▶ **MATERIAL FOR THIS TASK**

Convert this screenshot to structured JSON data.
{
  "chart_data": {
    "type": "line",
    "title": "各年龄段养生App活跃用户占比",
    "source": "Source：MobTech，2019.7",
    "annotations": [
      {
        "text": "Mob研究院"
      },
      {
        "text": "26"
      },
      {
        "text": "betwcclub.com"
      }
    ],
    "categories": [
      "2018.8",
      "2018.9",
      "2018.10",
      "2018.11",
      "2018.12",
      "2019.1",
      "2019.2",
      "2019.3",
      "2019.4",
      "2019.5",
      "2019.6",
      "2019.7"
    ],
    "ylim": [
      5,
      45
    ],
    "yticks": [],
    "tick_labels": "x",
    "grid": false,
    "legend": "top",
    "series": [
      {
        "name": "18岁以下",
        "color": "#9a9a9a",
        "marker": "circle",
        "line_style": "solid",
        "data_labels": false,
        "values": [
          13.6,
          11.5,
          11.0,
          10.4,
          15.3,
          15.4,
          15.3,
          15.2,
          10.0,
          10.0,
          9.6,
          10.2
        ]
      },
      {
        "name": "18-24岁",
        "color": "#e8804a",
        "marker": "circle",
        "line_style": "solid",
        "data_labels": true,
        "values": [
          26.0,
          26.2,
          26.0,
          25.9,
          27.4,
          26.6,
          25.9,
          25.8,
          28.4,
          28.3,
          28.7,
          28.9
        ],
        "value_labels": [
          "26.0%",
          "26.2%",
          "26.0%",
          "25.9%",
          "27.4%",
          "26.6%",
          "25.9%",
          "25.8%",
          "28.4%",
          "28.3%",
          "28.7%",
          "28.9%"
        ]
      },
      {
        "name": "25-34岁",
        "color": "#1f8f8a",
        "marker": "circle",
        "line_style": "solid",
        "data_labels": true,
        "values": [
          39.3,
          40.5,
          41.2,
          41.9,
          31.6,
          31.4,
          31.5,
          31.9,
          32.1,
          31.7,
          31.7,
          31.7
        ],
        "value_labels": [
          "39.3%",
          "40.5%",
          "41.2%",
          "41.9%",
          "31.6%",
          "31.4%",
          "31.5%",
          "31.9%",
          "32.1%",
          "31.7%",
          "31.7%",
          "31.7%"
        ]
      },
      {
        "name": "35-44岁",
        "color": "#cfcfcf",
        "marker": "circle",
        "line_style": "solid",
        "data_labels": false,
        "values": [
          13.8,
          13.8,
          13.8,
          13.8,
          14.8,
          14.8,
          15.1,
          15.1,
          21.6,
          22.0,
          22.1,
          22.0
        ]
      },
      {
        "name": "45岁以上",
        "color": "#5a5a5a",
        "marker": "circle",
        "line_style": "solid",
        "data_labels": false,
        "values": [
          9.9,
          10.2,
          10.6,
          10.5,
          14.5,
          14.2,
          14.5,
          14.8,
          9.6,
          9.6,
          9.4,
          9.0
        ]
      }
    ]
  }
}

▶ **WHAT THE TASK ASKS**
Write out every entry exactly as given.

▶ **EXERCISE ANSWER**
Convert this screenshot to structured JSON data.
{
  "chart_data": {
    "type": "line",
    "title": "各年龄段养生App活跃用户占比",
    "source": "Source：MobTech，2019.7",
    "annotations": [
      {
        "text": "Mob研究院"
      },
      {
        "text": "26"
      },
      {
        "text": "betwcclub.com"
      }
    ],
    "categories": [
      "2018.8",
      "2018.9",
      "2018.10",
      "2018.11",
      "2018.12",
      "2019.1",
      "2019.2",
      "2019.3",
      "2019.4",
      "2019.5",
      "2019.6",
      "2019.7"
    ],
    "ylim": [
      5,
      45
    ],
    "yticks": [],
    "tick_labels": "x",
    "grid": false,
    "legend": "top",
    "series": [
      {
        "name": "18岁以下",
        "color": "#9a9a9a",
        "marker": "circle",
        "line_style": "solid",
        "data_labels": false,
        "values": [
          13.6,
          11.5,
          11.0,
          10.4,
          15.3,
          15.4,
          15.3,
          15.2,
          10.0,
          10.0,
          9.6,
          10.2
        ]
      },
      {
        "name": "18-24岁",
        "color": "#e8804a",
        "marker": "circle",
        "line_style": "solid",
        "data_labels": true,
        "values": [
          26.0,
          26.2,
          26.0,
          25.9,
          27.4,
          26.6,
          25.9,
          25.8,
          28.4,
          28.3,
          28.7,
          28.9
        ],
        "value_labels": [
          "26.0%",
          "26.2%",
          "26.0%",
          "25.9%",
          "27.4%",
          "26.6%",
          "25.9%",
          "25.8%",
          "28.4%",
          "28.3%",
          "28.7%",
          "28.9%"
        ]
      },
      {
        "name": "25-34岁",
        "color": "#1f8f8a",
        "marker": "circle",
        "line_style": "solid",
        "data_labels": true,
        "values": [
          39.3,
          40.5,
          41.2,
          41.9,
          31.6,
          31.4,
          31.5,
          31.9,
          32.1,
          31.7,
          31.7,
          31.7
        ],
        "value_labels": [
          "39.3%",
          "40.5%",
          "41.2%",
          "41.9%",
          "31.6%",
          "31.4%",
          "31.5%",
          "31.9%",
          "32.1%",
          "31.7%",
          "31.7%",
          "31.7%"
        ]
      },
      {
        "name": "35-44岁",
        "color": "#cfcfcf",
        "marker": "circle",
        "line_style": "solid",
        "data_labels": false,
        "values": [
          13.8,
          13.8,
          13.8,
          13.8,
          14.8,
          14.8,
          15.1,
          15.1,
          21.6,
          22.0,
          22.1,
          22.0
        ]
      },
      {
        "name": "45岁以上",
        "color": "#5a5a5a",
        "marker": "circle",
        "line_style": "solid",
        "data_labels": false,
        "values": [
          9.9,
          10.2,
          10.6,
          10.5,
          14.5,
          14.2,
          14.5,
          14.8,
          9.6,
          9.6,
          9.4,
          9.0
        ]
      }
    ]
  }
}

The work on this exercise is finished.